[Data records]
+--
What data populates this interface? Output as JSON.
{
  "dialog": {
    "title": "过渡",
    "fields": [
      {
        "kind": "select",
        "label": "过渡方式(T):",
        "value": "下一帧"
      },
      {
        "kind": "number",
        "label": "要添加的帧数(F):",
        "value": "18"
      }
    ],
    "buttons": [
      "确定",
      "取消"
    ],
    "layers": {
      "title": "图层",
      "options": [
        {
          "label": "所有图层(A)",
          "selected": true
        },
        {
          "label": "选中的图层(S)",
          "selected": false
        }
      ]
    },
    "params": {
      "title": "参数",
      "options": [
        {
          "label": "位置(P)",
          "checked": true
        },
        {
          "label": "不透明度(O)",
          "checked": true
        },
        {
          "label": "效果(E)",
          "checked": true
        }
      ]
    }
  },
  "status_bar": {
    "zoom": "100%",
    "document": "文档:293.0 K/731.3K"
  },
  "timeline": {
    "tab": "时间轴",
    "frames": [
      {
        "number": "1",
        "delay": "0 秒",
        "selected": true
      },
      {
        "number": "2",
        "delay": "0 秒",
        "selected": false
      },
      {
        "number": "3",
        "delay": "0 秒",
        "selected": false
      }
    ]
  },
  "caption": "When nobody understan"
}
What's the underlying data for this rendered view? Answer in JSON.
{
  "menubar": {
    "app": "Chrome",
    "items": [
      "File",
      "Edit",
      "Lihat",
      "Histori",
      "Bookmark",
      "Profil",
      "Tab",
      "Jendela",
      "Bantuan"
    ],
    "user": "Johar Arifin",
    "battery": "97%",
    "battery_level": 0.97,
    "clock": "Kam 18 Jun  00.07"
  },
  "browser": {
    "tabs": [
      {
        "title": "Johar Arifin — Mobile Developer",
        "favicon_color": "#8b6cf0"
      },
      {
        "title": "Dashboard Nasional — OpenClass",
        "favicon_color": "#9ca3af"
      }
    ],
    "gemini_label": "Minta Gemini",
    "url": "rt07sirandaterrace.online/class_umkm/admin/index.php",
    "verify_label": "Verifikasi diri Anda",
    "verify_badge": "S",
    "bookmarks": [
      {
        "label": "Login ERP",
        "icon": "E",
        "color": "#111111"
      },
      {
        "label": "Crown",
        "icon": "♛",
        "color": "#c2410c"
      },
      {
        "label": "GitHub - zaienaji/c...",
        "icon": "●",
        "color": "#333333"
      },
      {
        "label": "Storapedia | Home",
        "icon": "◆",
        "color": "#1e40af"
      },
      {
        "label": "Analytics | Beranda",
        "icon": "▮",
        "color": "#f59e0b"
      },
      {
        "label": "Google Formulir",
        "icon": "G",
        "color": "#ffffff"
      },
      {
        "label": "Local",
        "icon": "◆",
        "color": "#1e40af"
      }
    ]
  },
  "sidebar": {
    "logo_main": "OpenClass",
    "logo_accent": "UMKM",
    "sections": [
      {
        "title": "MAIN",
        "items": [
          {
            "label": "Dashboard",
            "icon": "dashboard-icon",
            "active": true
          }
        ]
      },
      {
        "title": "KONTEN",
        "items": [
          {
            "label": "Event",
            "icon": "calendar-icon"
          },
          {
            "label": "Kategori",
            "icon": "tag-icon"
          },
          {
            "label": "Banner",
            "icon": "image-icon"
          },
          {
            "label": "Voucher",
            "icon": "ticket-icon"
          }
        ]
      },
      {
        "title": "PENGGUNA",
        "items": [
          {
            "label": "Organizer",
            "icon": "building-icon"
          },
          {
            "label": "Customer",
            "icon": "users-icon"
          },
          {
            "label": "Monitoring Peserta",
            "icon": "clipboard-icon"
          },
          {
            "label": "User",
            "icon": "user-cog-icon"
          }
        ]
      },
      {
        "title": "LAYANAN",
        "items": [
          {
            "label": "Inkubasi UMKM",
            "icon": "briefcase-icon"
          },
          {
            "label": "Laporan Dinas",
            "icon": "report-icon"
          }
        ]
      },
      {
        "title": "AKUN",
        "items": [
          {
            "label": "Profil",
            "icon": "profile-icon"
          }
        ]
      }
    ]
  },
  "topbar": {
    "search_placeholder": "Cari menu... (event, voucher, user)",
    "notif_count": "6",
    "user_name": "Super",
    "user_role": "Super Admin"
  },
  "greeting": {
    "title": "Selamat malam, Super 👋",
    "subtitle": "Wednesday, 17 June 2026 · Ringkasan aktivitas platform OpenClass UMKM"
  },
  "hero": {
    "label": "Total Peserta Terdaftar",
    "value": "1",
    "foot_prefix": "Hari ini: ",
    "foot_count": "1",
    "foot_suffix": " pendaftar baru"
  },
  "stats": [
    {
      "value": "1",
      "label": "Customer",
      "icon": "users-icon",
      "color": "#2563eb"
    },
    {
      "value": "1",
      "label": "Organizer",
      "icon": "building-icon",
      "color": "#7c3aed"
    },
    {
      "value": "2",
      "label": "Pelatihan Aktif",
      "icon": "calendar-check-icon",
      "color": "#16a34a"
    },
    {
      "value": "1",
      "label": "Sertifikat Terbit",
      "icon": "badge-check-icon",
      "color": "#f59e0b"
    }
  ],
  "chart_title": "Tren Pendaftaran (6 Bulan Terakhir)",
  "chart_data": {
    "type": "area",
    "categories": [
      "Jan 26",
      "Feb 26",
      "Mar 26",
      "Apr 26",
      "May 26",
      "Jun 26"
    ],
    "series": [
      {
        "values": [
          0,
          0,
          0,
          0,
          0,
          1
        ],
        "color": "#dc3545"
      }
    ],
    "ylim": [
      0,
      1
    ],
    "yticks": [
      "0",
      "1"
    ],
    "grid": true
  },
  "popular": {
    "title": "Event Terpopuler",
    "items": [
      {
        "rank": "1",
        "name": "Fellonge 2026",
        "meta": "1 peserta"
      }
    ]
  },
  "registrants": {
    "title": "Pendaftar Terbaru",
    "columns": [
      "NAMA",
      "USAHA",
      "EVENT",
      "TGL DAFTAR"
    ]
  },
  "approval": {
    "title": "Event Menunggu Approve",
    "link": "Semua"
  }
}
+--
— Work to complete —
Copy out the full set of records precisely, leaving nothing out.

— Completed exercise —
What data populates this interface? Output as JSON.
{
  "dialog": {
    "title": "过渡",
    "fields": [
      {
        "kind": "select",
        "label": "过渡方式(T):",
        "value": "下一帧"
      },
      {
        "kind": "number",
        "label": "要添加的帧数(F):",
        "value": "18"
      }
    ],
    "buttons": [
      "确定",
      "取消"
    ],
    "layers": {
      "title": "图层",
      "options": [
        {
          "label": "所有图层(A)",
          "selected": true
        },
        {
          "label": "选中的图层(S)",
          "selected": false
        }
      ]
    },
    "params": {
      "title": "参数",
      "options": [
        {
          "label": "位置(P)",
          "checked": true
        },
        {
          "label": "不透明度(O)",
          "checked": true
        },
        {
          "label": "效果(E)",
          "checked": true
        }
      ]
    }
  },
  "status_bar": {
    "zoom": "100%",
    "document": "文档:293.0 K/731.3K"
  },
  "timeline": {
    "tab": "时间轴",
    "frames": [
      {
        "number": "1",
        "delay": "0 秒",
        "selected": true
      },
      {
        "number": "2",
        "delay": "0 秒",
        "selected": false
      },
      {
        "number": "3",
        "delay": "0 秒",
        "selected": false
      }
    ]
  },
  "caption": "When nobody understan"
}
What's the underlying data for this rendered view? Answer in JSON.
{
  "menubar": {
    "app": "Chrome",
    "items": [
      "File",
      "Edit",
      "Lihat",
      "Histori",
      "Bookmark",
      "Profil",
      "Tab",
      "Jendela",
      "Bantuan"
    ],
    "user": "Johar Arifin",
    "battery": "97%",
    "battery_level": 0.97,
    "clock": "Kam 18 Jun  00.07"
  },
  "browser": {
    "tabs": [
      {
        "title": "Johar Arifin — Mobile Developer",
        "favicon_color": "#8b6cf0"
      },
      {
        "title": "Dashboard Nasional — OpenClass",
        "favicon_color": "#9ca3af"
      }
    ],
    "gemini_label": "Minta Gemini",
    "url": "rt07sirandaterrace.online/class_umkm/admin/index.php",
    "verify_label": "Verifikasi diri Anda",
    "verify_badge": "S",
    "bookmarks": [
      {
        "label": "Login ERP",
        "icon": "E",
        "color": "#111111"
      },
      {
        "label": "Crown",
        "icon": "♛",
        "color": "#c2410c"
      },
      {
        "label": "GitHub - zaienaji/c...",
        "icon": "●",
        "color": "#333333"
      },
      {
        "label": "Storapedia | Home",
        "icon": "◆",
        "color": "#1e40af"
      },
      {
        "label": "Analytics | Beranda",
        "icon": "▮",
        "color": "#f59e0b"
      },
      {
        "label": "Google Formulir",
        "icon": "G",
        "color": "#ffffff"
      },
      {
        "label": "Local",
        "icon": "◆",
        "color": "#1e40af"
      }
    ]
  },
  "sidebar": {
    "logo_main": "OpenClass",
    "logo_accent": "UMKM",
    "sections": [
      {
        "title": "MAIN",
        "items": [
          {
            "label": "Dashboard",
            "icon": "dashboard-icon",
            "active": true
          }
        ]
      },
      {
        "title": "KONTEN",
        "items": [
          {
            "label": "Event",
            "icon": "calendar-icon"
          },
          {
            "label": "Kategori",
            "icon": "tag-icon"
          },
          {
            "label": "Banner",
            "icon": "image-icon"
          },
          {
            "label": "Voucher",
            "icon": "ticket-icon"
          }
        ]
      },
      {
        "title": "PENGGUNA",
        "items": [
          {
            "label": "Organizer",
            "icon": "building-icon"
          },
          {
            "label": "Customer",
            "icon": "users-icon"
          },
          {
            "label": "Monitoring Peserta",
            "icon": "clipboard-icon"
          },
          {
            "label": "User",
            "icon": "user-cog-icon"
          }
        ]
      },
      {
        "title": "LAYANAN",
        "items": [
          {
            "label": "Inkubasi UMKM",
            "icon": "briefcase-icon"
          },
          {
            "label": "Laporan Dinas",
            "icon": "report-icon"
          }
        ]
      },
      {
        "title": "AKUN",
        "items": [
          {
            "label": "Profil",
            "icon": "profile-icon"
          }
        ]
      }
    ]
  },
  "topbar": {
    "search_placeholder": "Cari menu... (event, voucher, user)",
    "notif_count": "6",
    "user_name": "Super",
    "user_role": "Super Admin"
  },
  "greeting": {
    "title": "Selamat malam, Super 👋",
    "subtitle": "Wednesday, 17 June 2026 · Ringkasan aktivitas platform OpenClass UMKM"
  },
  "hero": {
    "label": "Total Peserta Terdaftar",
    "value": "1",
    "foot_prefix": "Hari ini: ",
    "foot_count": "1",
    "foot_suffix": " pendaftar baru"
  },
  "stats": [
    {
      "value": "1",
      "label": "Customer",
      "icon": "users-icon",
      "color": "#2563eb"
    },
    {
      "value": "1",
      "label": "Organizer",
      "icon": "building-icon",
      "color": "#7c3aed"
    },
    {
      "value": "2",
      "label": "Pelatihan Aktif",
      "icon": "calendar-check-icon",
      "color": "#16a34a"
    },
    {
      "value": "1",
      "label": "Sertifikat Terbit",
      "icon": "badge-check-icon",
      "color": "#f59e0b"
    }
  ],
  "chart_title": "Tren Pendaftaran (6 Bulan Terakhir)",
  "chart_data": {
    "type": "area",
    "categories": [
      "Jan 26",
      "Feb 26",
      "Mar 26",
      "Apr 26",
      "May 26",
      "Jun 26"
    ],
    "series": [
      {
        "values": [
          0,
          0,
          0,
          0,
          0,
          1
        ],
        "color": "#dc3545"
      }
    ],
    "ylim": [
      0,
      1
    ],
    "yticks": [
      "0",
      "1"
    ],
    "grid": true
  },
  "popular": {
    "title": "Event Terpopuler",
    "items": [
      {
        "rank": "1",
        "name": "Fellonge 2026",
        "meta": "1 peserta"
      }
    ]
  },
  "registrants": {
    "title": "Pendaftar Terbaru",
    "columns": [
      "NAMA",
      "USAHA",
      "EVENT",
      "TGL DAFTAR"
    ]
  },
  "approval": {
    "title": "Event Menunggu Approve",
    "link": "Semua"
  }
}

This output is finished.